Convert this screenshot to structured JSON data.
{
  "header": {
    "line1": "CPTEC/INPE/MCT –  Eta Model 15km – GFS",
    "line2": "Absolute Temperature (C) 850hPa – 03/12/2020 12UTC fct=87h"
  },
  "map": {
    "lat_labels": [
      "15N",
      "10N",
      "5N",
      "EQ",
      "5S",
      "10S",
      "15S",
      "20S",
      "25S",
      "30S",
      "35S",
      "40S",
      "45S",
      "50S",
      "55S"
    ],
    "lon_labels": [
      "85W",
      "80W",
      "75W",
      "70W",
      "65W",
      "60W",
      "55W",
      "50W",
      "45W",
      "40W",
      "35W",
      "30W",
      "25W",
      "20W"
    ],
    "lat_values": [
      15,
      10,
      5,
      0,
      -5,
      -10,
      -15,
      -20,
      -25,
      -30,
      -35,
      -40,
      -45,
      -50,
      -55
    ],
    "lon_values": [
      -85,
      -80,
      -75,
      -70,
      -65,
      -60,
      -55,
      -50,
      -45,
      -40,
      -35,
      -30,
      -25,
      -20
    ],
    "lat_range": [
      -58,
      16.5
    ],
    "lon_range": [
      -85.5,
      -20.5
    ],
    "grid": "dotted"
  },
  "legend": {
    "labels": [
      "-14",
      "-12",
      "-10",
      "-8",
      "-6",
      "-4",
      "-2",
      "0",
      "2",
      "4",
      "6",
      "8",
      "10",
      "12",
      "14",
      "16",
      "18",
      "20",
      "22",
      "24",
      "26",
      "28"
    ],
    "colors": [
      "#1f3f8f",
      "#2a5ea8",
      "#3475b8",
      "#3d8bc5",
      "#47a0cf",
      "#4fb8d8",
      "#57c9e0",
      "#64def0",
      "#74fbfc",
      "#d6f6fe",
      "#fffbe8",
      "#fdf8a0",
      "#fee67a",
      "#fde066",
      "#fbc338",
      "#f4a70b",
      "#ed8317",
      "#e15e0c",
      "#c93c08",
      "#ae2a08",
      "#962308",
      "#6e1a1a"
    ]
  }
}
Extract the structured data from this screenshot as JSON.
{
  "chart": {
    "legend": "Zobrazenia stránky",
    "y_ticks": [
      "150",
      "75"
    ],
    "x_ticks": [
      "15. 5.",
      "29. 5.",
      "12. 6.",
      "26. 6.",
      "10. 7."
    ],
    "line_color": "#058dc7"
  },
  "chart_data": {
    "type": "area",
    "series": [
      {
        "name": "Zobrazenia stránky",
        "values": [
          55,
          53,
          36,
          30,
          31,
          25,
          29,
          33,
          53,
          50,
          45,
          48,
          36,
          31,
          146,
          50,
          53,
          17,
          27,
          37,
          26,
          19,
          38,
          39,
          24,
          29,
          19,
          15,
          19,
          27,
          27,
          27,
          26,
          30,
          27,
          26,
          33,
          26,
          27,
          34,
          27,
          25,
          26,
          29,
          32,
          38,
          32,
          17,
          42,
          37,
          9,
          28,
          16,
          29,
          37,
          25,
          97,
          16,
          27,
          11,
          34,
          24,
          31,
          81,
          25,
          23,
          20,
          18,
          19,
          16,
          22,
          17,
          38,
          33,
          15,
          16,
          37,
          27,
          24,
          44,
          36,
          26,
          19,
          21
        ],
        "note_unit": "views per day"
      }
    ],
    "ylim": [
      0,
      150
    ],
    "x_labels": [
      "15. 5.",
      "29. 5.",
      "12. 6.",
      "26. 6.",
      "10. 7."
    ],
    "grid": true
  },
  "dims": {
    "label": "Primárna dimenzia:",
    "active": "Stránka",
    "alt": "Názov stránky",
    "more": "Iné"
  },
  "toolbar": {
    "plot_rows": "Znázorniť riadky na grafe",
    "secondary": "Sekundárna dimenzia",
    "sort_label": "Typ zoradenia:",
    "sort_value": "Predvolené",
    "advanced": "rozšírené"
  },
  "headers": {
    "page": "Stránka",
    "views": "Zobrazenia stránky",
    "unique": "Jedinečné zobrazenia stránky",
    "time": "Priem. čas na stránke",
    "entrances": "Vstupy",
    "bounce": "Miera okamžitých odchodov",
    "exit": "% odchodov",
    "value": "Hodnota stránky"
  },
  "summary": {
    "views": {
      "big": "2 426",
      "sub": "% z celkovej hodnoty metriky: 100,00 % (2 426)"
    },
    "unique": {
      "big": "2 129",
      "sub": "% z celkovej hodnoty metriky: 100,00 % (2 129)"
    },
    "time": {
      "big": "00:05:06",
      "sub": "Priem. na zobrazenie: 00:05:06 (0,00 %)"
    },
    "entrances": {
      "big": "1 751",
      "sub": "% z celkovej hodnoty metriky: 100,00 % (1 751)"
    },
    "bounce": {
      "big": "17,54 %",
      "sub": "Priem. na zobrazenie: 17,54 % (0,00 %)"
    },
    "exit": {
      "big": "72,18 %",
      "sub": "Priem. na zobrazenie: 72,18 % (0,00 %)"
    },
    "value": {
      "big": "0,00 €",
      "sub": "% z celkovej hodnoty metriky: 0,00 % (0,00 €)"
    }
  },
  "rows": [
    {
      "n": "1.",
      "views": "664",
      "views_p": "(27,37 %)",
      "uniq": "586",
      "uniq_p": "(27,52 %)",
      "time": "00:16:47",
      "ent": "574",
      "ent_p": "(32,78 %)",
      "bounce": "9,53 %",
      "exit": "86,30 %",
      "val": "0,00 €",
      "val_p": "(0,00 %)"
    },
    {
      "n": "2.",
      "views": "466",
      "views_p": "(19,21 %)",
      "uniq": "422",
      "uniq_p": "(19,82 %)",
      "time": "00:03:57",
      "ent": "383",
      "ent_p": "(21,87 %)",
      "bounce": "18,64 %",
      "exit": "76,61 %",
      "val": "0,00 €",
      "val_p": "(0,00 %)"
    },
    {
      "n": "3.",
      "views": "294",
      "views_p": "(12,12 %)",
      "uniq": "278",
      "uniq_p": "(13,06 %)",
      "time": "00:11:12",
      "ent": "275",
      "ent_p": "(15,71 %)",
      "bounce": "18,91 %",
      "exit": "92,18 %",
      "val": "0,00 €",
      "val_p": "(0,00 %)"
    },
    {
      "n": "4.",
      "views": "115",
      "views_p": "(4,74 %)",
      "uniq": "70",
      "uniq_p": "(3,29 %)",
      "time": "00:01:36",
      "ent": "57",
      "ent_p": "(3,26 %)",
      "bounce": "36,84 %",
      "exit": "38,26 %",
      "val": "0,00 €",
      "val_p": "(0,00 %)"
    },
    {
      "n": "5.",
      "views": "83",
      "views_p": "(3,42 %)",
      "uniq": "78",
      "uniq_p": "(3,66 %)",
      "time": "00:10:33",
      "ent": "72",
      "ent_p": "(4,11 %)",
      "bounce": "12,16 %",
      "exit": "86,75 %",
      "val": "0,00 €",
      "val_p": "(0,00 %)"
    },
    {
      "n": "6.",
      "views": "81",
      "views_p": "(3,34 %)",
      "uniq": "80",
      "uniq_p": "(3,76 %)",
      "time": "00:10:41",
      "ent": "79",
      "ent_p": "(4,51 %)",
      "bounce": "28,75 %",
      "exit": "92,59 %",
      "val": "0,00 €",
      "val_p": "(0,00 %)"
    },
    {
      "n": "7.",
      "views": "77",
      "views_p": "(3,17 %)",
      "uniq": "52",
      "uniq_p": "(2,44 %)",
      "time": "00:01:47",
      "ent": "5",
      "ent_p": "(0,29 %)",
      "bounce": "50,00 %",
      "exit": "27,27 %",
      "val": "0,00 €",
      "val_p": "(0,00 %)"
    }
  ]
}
* * * * * * *
Write out every entry exactly as given.

Convert this screenshot to structured JSON data.
{
  "header": {
    "line1": "CPTEC/INPE/MCT –  Eta Model 15km – GFS",
    "line2": "Absolute Temperature (C) 850hPa – 03/12/2020 12UTC fct=87h"
  },
  "map": {
    "lat_labels": [
      "15N",
      "10N",
      "5N",
      "EQ",
      "5S",
      "10S",
      "15S",
      "20S",
      "25S",
      "30S",
      "35S",
      "40S",
      "45S",
      "50S",
      "55S"
    ],
    "lon_labels": [
      "85W",
      "80W",
      "75W",
      "70W",
      "65W",
      "60W",
      "55W",
      "50W",
      "45W",
      "40W",
      "35W",
      "30W",
      "25W",
      "20W"
    ],
    "lat_values": [
      15,
      10,
      5,
      0,
      -5,
      -10,
      -15,
      -20,
      -25,
      -30,
      -35,
      -40,
      -45,
      -50,
      -55
    ],
    "lon_values": [
      -85,
      -80,
      -75,
      -70,
      -65,
      -60,
      -55,
      -50,
      -45,
      -40,
      -35,
      -30,
      -25,
      -20
    ],
    "lat_range": [
      -58,
      16.5
    ],
    "lon_range": [
      -85.5,
      -20.5
    ],
    "grid": "dotted"
  },
  "legend": {
    "labels": [
      "-14",
      "-12",
      "-10",
      "-8",
      "-6",
      "-4",
      "-2",
      "0",
      "2",
      "4",
      "6",
      "8",
      "10",
      "12",
      "14",
      "16",
      "18",
      "20",
      "22",
      "24",
      "26",
      "28"
    ],
    "colors": [
      "#1f3f8f",
      "#2a5ea8",
      "#3475b8",
      "#3d8bc5",
      "#47a0cf",
      "#4fb8d8",
      "#57c9e0",
      "#64def0",
      "#74fbfc",
      "#d6f6fe",
      "#fffbe8",
      "#fdf8a0",
      "#fee67a",
      "#fde066",
      "#fbc338",
      "#f4a70b",
      "#ed8317",
      "#e15e0c",
      "#c93c08",
      "#ae2a08",
      "#962308",
      "#6e1a1a"
    ]
  }
}
Extract the structured data from this screenshot as JSON.
{
  "chart": {
    "legend": "Zobrazenia stránky",
    "y_ticks": [
      "150",
      "75"
    ],
    "x_ticks": [
      "15. 5.",
      "29. 5.",
      "12. 6.",
      "26. 6.",
      "10. 7."
    ],
    "line_color": "#058dc7"
  },
  "chart_data": {
    "type": "area",
    "series": [
      {
        "name": "Zobrazenia stránky",
        "values": [
          55,
          53,
          36,
          30,
          31,
          25,
          29,
          33,
          53,
          50,
          45,
          48,
          36,
          31,
          146,
          50,
          53,
          17,
          27,
          37,
          26,
          19,
          38,
          39,
          24,
          29,
          19,
          15,
          19,
          27,
          27,
          27,
          26,
          30,
          27,
          26,
          33,
          26,
          27,
          34,
          27,
          25,
          26,
          29,
          32,
          38,
          32,
          17,
          42,
          37,
          9,
          28,
          16,
          29,
          37,
          25,
          97,
          16,
          27,
          11,
          34,
          24,
          31,
          81,
          25,
          23,
          20,
          18,
          19,
          16,
          22,
          17,
          38,
          33,
          15,
          16,
          37,
          27,
          24,
          44,
          36,
          26,
          19,
          21
        ],
        "note_unit": "views per day"
      }
    ],
    "ylim": [
      0,
      150
    ],
    "x_labels": [
      "15. 5.",
      "29. 5.",
      "12. 6.",
      "26. 6.",
      "10. 7."
    ],
    "grid": true
  },
  "dims": {
    "label": "Primárna dimenzia:",
    "active": "Stránka",
    "alt": "Názov stránky",
    "more": "Iné"
  },
  "toolbar": {
    "plot_rows": "Znázorniť riadky na grafe",
    "secondary": "Sekundárna dimenzia",
    "sort_label": "Typ zoradenia:",
    "sort_value": "Predvolené",
    "advanced": "rozšírené"
  },
  "headers": {
    "page": "Stránka",
    "views": "Zobrazenia stránky",
    "unique": "Jedinečné zobrazenia stránky",
    "time": "Priem. čas na stránke",
    "entrances": "Vstupy",
    "bounce": "Miera okamžitých odchodov",
    "exit": "% odchodov",
    "value": "Hodnota stránky"
  },
  "summary": {
    "views": {
      "big": "2 426",
      "sub": "% z celkovej hodnoty metriky: 100,00 % (2 426)"
    },
    "unique": {
      "big": "2 129",
      "sub": "% z celkovej hodnoty metriky: 100,00 % (2 129)"
    },
    "time": {
      "big": "00:05:06",
      "sub": "Priem. na zobrazenie: 00:05:06 (0,00 %)"
    },
    "entrances": {
      "big": "1 751",
      "sub": "% z celkovej hodnoty metriky: 100,00 % (1 751)"
    },
    "bounce": {
      "big": "17,54 %",
      "sub": "Priem. na zobrazenie: 17,54 % (0,00 %)"
    },
    "exit": {
      "big": "72,18 %",
      "sub": "Priem. na zobrazenie: 72,18 % (0,00 %)"
    },
    "value": {
      "big": "0,00 €",
      "sub": "% z celkovej hodnoty metriky: 0,00 % (0,00 €)"
    }
  },
  "rows": [
    {
      "n": "1.",
      "views": "664",
      "views_p": "(27,37 %)",
      "uniq": "586",
      "uniq_p": "(27,52 %)",
      "time": "00:16:47",
      "ent": "574",
      "ent_p": "(32,78 %)",
      "bounce": "9,53 %",
      "exit": "86,30 %",
      "val": "0,00 €",
      "val_p": "(0,00 %)"
    },
    {
      "n": "2.",
      "views": "466",
      "views_p": "(19,21 %)",
      "uniq": "422",
      "uniq_p": "(19,82 %)",
      "time": "00:03:57",
      "ent": "383",
      "ent_p": "(21,87 %)",
      "bounce": "18,64 %",
      "exit": "76,61 %",
      "val": "0,00 €",
      "val_p": "(0,00 %)"
    },
    {
      "n": "3.",
      "views": "294",
      "views_p": "(12,12 %)",
      "uniq": "278",
      "uniq_p": "(13,06 %)",
      "time": "00:11:12",
      "ent": "275",
      "ent_p": "(15,71 %)",
      "bounce": "18,91 %",
      "exit": "92,18 %",
      "val": "0,00 €",
      "val_p": "(0,00 %)"
    },
    {
      "n": "4.",
      "views": "115",
      "views_p": "(4,74 %)",
      "uniq": "70",
      "uniq_p": "(3,29 %)",
      "time": "00:01:36",
      "ent": "57",
      "ent_p": "(3,26 %)",
      "bounce": "36,84 %",
      "exit": "38,26 %",
      "val": "0,00 €",
      "val_p": "(0,00 %)"
    },
    {
      "n": "5.",
      "views": "83",
      "views_p": "(3,42 %)",
      "uniq": "78",
      "uniq_p": "(3,66 %)",
      "time": "00:10:33",
      "ent": "72",
      "ent_p": "(4,11 %)",
      "bounce": "12,16 %",
      "exit": "86,75 %",
      "val": "0,00 €",
      "val_p": "(0,00 %)"
    },
    {
      "n": "6.",
      "views": "81",
      "views_p": "(3,34 %)",
      "uniq": "80",
      "uniq_p": "(3,76 %)",
      "time": "00:10:41",
      "ent": "79",
      "ent_p": "(4,51 %)",
      "bounce": "28,75 %",
      "exit": "92,59 %",
      "val": "0,00 €",
      "val_p": "(0,00 %)"
    },
    {
      "n": "7.",
      "views": "77",
      "views_p": "(3,17 %)",
      "uniq": "52",
      "uniq_p": "(2,44 %)",
      "time": "00:01:47",
      "ent": "5",
      "ent_p": "(0,29 %)",
      "bounce": "50,00 %",
      "exit": "27,27 %",
      "val": "0,00 €",
      "val_p": "(0,00 %)"
    }
  ]
}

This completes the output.